-- Start Dataset --
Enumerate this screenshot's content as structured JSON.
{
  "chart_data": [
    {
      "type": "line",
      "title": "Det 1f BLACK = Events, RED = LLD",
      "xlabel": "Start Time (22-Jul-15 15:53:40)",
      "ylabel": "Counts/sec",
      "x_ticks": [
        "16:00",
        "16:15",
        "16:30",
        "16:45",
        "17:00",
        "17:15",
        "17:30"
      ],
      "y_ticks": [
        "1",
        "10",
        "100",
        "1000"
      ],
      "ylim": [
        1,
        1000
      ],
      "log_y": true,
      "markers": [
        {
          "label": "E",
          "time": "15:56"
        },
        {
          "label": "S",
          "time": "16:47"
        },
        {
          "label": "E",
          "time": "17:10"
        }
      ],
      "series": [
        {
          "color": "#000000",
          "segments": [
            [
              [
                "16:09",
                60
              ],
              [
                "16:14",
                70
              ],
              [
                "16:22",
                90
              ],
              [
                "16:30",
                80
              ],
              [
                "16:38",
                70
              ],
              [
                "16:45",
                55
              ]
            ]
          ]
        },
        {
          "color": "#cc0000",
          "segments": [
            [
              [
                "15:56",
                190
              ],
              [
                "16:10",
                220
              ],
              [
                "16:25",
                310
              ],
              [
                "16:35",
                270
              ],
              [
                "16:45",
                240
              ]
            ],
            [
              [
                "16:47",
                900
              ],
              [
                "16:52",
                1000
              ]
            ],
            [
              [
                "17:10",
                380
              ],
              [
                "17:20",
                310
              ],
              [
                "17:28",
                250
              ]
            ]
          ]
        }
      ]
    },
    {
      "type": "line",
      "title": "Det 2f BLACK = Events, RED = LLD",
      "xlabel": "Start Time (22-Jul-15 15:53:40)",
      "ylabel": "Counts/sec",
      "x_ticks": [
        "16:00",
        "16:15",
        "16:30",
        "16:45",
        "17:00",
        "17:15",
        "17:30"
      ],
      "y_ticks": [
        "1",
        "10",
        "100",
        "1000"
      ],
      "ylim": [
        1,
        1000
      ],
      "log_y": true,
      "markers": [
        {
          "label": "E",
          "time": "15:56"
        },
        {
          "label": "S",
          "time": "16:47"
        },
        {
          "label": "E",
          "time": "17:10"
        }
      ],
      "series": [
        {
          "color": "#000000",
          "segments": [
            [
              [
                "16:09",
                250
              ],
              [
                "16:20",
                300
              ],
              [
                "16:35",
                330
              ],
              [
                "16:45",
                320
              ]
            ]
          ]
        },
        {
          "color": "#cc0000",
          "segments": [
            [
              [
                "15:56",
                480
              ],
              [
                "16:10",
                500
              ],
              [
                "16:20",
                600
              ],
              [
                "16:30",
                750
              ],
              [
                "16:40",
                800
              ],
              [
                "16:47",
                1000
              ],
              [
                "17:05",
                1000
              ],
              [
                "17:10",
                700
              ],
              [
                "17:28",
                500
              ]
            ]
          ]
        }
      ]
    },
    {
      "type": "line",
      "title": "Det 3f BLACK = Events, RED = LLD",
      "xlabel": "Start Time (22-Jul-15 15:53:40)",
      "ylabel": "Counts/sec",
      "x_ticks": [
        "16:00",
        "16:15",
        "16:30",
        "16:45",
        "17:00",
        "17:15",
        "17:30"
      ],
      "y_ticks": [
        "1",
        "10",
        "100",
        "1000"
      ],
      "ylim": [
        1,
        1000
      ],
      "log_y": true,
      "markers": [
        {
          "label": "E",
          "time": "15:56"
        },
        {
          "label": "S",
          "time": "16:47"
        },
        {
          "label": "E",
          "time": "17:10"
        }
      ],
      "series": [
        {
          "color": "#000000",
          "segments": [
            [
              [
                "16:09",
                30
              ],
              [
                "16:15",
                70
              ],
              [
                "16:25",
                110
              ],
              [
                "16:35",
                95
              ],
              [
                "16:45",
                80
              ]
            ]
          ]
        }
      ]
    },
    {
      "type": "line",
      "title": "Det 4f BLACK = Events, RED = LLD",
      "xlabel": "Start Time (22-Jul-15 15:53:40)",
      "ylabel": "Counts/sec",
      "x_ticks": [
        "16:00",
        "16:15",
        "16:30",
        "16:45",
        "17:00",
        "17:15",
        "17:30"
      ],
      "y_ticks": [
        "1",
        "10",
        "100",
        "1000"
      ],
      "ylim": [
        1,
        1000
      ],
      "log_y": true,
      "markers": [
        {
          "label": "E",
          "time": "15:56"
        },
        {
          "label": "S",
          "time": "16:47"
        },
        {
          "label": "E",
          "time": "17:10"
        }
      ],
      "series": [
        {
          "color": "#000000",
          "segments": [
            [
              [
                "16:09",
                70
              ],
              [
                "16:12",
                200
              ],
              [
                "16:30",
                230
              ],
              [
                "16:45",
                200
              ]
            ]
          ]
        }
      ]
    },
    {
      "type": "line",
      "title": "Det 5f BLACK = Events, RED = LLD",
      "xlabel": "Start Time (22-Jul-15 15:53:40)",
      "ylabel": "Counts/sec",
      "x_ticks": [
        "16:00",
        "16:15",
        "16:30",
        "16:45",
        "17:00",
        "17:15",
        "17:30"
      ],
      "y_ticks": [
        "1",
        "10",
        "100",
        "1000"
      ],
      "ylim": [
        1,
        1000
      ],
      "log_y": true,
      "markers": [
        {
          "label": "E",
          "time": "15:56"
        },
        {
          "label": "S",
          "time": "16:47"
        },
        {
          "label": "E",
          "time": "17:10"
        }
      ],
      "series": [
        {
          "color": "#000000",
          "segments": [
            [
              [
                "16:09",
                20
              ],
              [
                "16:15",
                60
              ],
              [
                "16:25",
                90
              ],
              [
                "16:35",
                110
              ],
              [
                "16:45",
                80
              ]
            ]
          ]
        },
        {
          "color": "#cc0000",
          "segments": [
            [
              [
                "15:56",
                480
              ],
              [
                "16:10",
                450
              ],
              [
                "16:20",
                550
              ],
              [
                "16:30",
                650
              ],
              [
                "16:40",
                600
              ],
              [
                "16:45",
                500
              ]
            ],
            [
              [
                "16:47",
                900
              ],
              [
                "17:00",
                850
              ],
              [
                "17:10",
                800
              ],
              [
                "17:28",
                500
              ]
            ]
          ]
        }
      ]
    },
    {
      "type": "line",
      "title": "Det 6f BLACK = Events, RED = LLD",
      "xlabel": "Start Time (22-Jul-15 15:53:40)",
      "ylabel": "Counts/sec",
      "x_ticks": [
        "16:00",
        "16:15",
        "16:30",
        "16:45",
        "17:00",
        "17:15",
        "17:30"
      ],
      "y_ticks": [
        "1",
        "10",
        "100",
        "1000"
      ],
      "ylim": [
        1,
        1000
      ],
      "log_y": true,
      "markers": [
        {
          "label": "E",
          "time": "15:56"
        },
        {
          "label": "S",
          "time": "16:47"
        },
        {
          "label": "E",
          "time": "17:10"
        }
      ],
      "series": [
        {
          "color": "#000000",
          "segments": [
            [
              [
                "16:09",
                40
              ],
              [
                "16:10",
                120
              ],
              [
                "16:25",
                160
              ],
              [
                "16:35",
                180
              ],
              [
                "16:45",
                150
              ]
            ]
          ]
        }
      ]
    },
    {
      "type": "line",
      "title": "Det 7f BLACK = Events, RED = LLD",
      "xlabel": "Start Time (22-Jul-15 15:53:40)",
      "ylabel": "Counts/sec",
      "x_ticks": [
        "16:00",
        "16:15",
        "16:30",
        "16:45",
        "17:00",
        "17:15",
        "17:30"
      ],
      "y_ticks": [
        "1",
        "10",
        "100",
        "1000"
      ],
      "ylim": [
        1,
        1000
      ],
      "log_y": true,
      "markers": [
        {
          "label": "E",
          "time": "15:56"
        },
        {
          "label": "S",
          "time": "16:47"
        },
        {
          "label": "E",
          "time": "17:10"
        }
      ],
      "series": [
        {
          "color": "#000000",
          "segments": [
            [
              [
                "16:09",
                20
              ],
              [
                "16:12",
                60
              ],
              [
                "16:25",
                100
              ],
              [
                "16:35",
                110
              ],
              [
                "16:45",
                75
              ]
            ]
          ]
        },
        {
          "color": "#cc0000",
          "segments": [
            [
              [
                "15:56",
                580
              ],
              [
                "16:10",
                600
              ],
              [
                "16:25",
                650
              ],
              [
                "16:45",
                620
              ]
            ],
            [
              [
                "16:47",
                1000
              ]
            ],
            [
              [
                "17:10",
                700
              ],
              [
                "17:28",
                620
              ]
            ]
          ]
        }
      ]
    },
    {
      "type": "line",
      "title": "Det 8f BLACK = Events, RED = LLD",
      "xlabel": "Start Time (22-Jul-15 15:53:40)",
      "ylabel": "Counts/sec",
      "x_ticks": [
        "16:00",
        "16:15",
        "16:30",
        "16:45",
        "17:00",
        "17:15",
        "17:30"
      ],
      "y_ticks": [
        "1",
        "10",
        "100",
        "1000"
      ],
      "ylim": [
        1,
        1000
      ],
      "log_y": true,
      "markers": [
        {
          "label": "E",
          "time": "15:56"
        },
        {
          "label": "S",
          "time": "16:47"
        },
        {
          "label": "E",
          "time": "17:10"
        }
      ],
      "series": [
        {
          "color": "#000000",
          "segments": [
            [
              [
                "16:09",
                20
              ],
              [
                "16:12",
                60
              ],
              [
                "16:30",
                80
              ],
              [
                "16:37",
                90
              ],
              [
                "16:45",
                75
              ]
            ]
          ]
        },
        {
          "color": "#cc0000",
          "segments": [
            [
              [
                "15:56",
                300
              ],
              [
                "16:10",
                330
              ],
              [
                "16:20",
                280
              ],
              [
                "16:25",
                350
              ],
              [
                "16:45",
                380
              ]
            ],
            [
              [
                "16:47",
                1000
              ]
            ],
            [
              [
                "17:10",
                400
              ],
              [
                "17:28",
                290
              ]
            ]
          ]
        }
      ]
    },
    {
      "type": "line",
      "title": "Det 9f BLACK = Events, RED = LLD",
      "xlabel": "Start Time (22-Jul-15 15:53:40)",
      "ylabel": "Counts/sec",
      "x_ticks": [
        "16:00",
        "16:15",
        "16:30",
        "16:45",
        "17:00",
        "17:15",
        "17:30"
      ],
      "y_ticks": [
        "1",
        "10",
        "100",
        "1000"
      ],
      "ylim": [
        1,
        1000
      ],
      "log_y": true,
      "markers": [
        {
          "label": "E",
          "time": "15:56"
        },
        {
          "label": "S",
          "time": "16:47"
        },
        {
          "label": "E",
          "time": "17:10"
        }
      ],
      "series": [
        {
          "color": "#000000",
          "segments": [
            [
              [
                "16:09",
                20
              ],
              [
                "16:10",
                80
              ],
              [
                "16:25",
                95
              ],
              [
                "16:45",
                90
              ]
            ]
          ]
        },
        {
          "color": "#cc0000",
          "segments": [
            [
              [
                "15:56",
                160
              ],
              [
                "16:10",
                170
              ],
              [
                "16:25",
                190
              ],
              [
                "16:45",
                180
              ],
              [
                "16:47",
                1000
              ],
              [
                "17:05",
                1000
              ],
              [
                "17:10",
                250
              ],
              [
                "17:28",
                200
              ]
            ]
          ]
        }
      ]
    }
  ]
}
-- End Dataset --
## Brief
Look through the material above and pick out each line holding the word "BLACK".

## Task response
      "title": "Det 1f BLACK = Events, RED = LLD",
      "title": "Det 2f BLACK = Events, RED = LLD",
      "title": "Det 3f BLACK = Events, RED = LLD",
      "title": "Det 4f BLACK = Events, RED = LLD",
      "title": "Det 5f BLACK = Events, RED = LLD",
      "title": "Det 6f BLACK = Events, RED = LLD",
      "title": "Det 7f BLACK = Events, RED = LLD",
      "title": "Det 8f BLACK = Events, RED = LLD",
      "title": "Det 9f BLACK = Events, RED = LLD",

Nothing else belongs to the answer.